Set problem =>
Locate the string "text" in the listing below. Copy every line where it is found.

A run of records

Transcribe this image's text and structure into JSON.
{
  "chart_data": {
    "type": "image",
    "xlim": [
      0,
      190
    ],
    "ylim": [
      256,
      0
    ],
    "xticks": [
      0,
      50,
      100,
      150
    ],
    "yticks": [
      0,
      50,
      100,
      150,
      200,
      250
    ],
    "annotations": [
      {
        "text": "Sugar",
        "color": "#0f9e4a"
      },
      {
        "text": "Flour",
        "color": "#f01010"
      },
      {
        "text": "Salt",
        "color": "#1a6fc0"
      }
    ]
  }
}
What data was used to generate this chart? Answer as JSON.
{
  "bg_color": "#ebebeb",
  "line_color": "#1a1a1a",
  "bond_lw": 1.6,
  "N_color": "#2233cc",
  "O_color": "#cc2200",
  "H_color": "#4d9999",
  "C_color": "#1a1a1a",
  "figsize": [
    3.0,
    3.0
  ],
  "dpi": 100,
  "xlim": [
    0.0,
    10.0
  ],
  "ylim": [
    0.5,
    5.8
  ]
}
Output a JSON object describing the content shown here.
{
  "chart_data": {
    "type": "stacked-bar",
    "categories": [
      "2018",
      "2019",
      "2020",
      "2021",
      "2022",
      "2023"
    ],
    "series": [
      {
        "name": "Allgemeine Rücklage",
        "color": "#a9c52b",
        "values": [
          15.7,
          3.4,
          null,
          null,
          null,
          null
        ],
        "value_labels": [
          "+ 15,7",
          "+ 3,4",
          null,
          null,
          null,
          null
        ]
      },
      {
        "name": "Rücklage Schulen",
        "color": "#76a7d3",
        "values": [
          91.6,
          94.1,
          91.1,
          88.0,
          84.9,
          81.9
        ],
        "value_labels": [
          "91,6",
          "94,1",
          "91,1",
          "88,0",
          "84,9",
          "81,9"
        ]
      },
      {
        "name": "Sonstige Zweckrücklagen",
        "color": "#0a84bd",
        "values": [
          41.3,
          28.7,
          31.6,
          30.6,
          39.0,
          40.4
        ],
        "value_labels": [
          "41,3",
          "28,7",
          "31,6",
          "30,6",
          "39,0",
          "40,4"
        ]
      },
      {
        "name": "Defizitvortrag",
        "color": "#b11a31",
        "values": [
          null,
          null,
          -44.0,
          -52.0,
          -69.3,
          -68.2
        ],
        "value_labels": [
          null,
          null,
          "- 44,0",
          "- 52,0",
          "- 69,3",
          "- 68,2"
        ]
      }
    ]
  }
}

---

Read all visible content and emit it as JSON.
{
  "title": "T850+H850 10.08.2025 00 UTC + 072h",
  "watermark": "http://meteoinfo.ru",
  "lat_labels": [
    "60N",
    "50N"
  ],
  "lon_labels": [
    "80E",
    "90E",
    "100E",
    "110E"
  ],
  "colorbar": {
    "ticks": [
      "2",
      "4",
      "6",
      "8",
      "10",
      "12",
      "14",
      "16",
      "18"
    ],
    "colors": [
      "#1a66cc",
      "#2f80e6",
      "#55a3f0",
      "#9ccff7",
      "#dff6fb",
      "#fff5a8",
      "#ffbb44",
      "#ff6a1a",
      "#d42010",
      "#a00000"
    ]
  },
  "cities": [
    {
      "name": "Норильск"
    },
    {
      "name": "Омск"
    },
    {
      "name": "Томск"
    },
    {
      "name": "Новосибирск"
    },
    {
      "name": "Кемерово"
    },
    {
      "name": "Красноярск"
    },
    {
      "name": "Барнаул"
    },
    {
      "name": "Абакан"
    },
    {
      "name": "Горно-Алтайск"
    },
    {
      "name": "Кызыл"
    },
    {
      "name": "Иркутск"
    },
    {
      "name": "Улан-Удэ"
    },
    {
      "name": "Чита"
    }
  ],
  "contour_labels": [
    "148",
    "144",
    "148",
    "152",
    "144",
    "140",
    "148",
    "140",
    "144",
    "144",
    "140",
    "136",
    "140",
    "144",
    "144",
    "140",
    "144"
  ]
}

Solution to this problem =>
Transcribe this image's text and structure into JSON.
        "text": "Sugar",
        "text": "Flour",
        "text": "Salt",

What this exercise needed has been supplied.